**The task:** Write out each line of the material again, word for word.

**Data for this exercise:**

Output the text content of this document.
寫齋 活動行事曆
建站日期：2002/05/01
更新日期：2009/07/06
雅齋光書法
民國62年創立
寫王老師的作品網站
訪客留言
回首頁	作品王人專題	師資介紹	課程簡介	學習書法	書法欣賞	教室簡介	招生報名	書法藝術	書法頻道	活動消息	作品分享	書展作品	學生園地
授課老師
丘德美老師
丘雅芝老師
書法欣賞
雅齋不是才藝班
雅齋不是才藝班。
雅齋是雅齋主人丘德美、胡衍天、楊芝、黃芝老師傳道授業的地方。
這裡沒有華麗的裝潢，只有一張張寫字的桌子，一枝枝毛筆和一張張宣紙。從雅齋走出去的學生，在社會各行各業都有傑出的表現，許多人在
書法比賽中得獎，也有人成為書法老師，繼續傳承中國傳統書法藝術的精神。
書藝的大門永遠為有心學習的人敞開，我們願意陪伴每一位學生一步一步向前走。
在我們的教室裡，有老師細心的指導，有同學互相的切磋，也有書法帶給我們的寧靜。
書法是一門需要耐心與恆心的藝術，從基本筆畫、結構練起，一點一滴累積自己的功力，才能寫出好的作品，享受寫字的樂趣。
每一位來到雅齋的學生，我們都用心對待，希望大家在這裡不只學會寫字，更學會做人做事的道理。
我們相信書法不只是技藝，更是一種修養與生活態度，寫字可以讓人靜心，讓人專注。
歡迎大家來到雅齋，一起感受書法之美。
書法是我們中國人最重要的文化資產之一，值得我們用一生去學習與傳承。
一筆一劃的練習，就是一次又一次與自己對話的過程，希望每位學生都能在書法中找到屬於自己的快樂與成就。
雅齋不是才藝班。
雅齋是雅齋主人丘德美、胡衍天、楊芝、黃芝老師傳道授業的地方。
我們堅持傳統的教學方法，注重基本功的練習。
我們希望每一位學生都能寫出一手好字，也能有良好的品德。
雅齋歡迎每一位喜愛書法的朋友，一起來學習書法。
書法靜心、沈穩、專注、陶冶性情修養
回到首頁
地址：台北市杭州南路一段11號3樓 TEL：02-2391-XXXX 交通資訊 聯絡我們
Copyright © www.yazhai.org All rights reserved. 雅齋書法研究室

**Task answer:**
Output the text content of this document.
寫齋 活動行事曆
建站日期：2002/05/01
更新日期：2009/07/06
雅齋光書法
民國62年創立
寫王老師的作品網站
訪客留言
回首頁	作品王人專題	師資介紹	課程簡介	學習書法	書法欣賞	教室簡介	招生報名	書法藝術	書法頻道	活動消息	作品分享	書展作品	學生園地
授課老師
丘德美老師
丘雅芝老師
書法欣賞
雅齋不是才藝班
雅齋不是才藝班。
雅齋是雅齋主人丘德美、胡衍天、楊芝、黃芝老師傳道授業的地方。
這裡沒有華麗的裝潢，只有一張張寫字的桌子，一枝枝毛筆和一張張宣紙。從雅齋走出去的學生，在社會各行各業都有傑出的表現，許多人在
書法比賽中得獎，也有人成為書法老師，繼續傳承中國傳統書法藝術的精神。
書藝的大門永遠為有心學習的人敞開，我們願意陪伴每一位學生一步一步向前走。
在我們的教室裡，有老師細心的指導，有同學互相的切磋，也有書法帶給我們的寧靜。
書法是一門需要耐心與恆心的藝術，從基本筆畫、結構練起，一點一滴累積自己的功力，才能寫出好的作品，享受寫字的樂趣。
每一位來到雅齋的學生，我們都用心對待，希望大家在這裡不只學會寫字，更學會做人做事的道理。
我們相信書法不只是技藝，更是一種修養與生活態度，寫字可以讓人靜心，讓人專注。
歡迎大家來到雅齋，一起感受書法之美。
書法是我們中國人最重要的文化資產之一，值得我們用一生去學習與傳承。
一筆一劃的練習，就是一次又一次與自己對話的過程，希望每位學生都能在書法中找到屬於自己的快樂與成就。
雅齋不是才藝班。
雅齋是雅齋主人丘德美、胡衍天、楊芝、黃芝老師傳道授業的地方。
我們堅持傳統的教學方法，注重基本功的練習。
我們希望每一位學生都能寫出一手好字，也能有良好的品德。
雅齋歡迎每一位喜愛書法的朋友，一起來學習書法。
書法靜心、沈穩、專注、陶冶性情修養
回到首頁
地址：台北市杭州南路一段11號3樓 TEL：02-2391-XXXX 交通資訊 聯絡我們
Copyright © www.yazhai.org All rights reserved. 雅齋書法研究室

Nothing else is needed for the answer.